SET EXERCISE =>
Copy every line, leaving nothing out and adding nothing.

Start of RECORDS FOR THIS TASK

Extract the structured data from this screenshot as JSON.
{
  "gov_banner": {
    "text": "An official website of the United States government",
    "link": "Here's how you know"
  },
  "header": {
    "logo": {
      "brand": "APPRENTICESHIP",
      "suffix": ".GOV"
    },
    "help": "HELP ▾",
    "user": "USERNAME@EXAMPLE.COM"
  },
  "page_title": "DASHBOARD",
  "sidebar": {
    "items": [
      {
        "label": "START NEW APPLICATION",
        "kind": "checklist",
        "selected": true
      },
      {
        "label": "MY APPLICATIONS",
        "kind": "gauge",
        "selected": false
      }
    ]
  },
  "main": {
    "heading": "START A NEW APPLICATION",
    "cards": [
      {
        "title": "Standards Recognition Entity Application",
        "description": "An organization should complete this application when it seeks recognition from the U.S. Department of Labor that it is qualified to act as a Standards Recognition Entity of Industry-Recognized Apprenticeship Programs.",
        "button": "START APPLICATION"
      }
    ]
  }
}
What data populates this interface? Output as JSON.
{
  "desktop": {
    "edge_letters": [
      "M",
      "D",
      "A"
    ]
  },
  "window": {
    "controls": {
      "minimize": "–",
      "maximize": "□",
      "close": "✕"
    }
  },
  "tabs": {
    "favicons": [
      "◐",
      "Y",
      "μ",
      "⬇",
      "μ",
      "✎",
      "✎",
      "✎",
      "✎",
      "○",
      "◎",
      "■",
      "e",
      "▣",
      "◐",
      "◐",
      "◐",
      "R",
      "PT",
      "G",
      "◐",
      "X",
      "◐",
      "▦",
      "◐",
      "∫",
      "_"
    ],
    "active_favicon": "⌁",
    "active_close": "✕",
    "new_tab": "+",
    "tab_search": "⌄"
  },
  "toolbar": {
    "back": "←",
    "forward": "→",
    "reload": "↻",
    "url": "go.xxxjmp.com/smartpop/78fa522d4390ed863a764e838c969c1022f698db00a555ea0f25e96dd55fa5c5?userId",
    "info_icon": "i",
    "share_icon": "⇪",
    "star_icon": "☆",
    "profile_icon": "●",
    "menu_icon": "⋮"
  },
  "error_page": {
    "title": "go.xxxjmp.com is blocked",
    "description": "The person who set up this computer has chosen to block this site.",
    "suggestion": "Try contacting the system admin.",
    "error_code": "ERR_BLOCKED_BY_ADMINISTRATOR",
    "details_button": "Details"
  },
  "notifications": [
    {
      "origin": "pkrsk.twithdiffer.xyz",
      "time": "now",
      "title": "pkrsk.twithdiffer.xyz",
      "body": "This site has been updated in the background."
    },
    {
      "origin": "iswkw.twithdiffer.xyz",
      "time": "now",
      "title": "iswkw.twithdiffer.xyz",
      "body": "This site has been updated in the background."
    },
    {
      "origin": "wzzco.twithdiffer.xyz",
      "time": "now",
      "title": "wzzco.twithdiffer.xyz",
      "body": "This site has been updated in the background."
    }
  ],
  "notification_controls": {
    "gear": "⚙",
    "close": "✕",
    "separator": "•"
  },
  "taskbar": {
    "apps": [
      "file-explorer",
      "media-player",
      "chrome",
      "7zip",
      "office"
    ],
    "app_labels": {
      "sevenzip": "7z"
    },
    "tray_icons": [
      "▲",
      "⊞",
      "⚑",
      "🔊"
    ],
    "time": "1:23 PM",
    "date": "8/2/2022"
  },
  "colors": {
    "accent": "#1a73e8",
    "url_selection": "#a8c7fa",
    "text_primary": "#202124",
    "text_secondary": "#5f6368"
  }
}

End of RECORDS FOR THIS TASK

ANSWER TO THIS PROBLEM =>
Extract the structured data from this screenshot as JSON.
{
  "gov_banner": {
    "text": "An official website of the United States government",
    "link": "Here's how you know"
  },
  "header": {
    "logo": {
      "brand": "APPRENTICESHIP",
      "suffix": ".GOV"
    },
    "help": "HELP ▾",
    "user": "USERNAME@EXAMPLE.COM"
  },
  "page_title": "DASHBOARD",
  "sidebar": {
    "items": [
      {
        "label": "START NEW APPLICATION",
        "kind": "checklist",
        "selected": true
      },
      {
        "label": "MY APPLICATIONS",
        "kind": "gauge",
        "selected": false
      }
    ]
  },
  "main": {
    "heading": "START A NEW APPLICATION",
    "cards": [
      {
        "title": "Standards Recognition Entity Application",
        "description": "An organization should complete this application when it seeks recognition from the U.S. Department of Labor that it is qualified to act as a Standards Recognition Entity of Industry-Recognized Apprenticeship Programs.",
        "button": "START APPLICATION"
      }
    ]
  }
}
What data populates this interface? Output as JSON.
{
  "desktop": {
    "edge_letters": [
      "M",
      "D",
      "A"
    ]
  },
  "window": {
    "controls": {
      "minimize": "–",
      "maximize": "□",
      "close": "✕"
    }
  },
  "tabs": {
    "favicons": [
      "◐",
      "Y",
      "μ",
      "⬇",
      "μ",
      "✎",
      "✎",
      "✎",
      "✎",
      "○",
      "◎",
      "■",
      "e",
      "▣",
      "◐",
      "◐",
      "◐",
      "R",
      "PT",
      "G",
      "◐",
      "X",
      "◐",
      "▦",
      "◐",
      "∫",
      "_"
    ],
    "active_favicon": "⌁",
    "active_close": "✕",
    "new_tab": "+",
    "tab_search": "⌄"
  },
  "toolbar": {
    "back": "←",
    "forward": "→",
    "reload": "↻",
    "url": "go.xxxjmp.com/smartpop/78fa522d4390ed863a764e838c969c1022f698db00a555ea0f25e96dd55fa5c5?userId",
    "info_icon": "i",
    "share_icon": "⇪",
    "star_icon": "☆",
    "profile_icon": "●",
    "menu_icon": "⋮"
  },
  "error_page": {
    "title": "go.xxxjmp.com is blocked",
    "description": "The person who set up this computer has chosen to block this site.",
    "suggestion": "Try contacting the system admin.",
    "error_code": "ERR_BLOCKED_BY_ADMINISTRATOR",
    "details_button": "Details"
  },
  "notifications": [
    {
      "origin": "pkrsk.twithdiffer.xyz",
      "time": "now",
      "title": "pkrsk.twithdiffer.xyz",
      "body": "This site has been updated in the background."
    },
    {
      "origin": "iswkw.twithdiffer.xyz",
      "time": "now",
      "title": "iswkw.twithdiffer.xyz",
      "body": "This site has been updated in the background."
    },
    {
      "origin": "wzzco.twithdiffer.xyz",
      "time": "now",
      "title": "wzzco.twithdiffer.xyz",
      "body": "This site has been updated in the background."
    }
  ],
  "notification_controls": {
    "gear": "⚙",
    "close": "✕",
    "separator": "•"
  },
  "taskbar": {
    "apps": [
      "file-explorer",
      "media-player",
      "chrome",
      "7zip",
      "office"
    ],
    "app_labels": {
      "sevenzip": "7z"
    },
    "tray_icons": [
      "▲",
      "⊞",
      "⚑",
      "🔊"
    ],
    "time": "1:23 PM",
    "date": "8/2/2022"
  },
  "colors": {
    "accent": "#1a73e8",
    "url_selection": "#a8c7fa",
    "text_primary": "#202124",
    "text_secondary": "#5f6368"
  }
}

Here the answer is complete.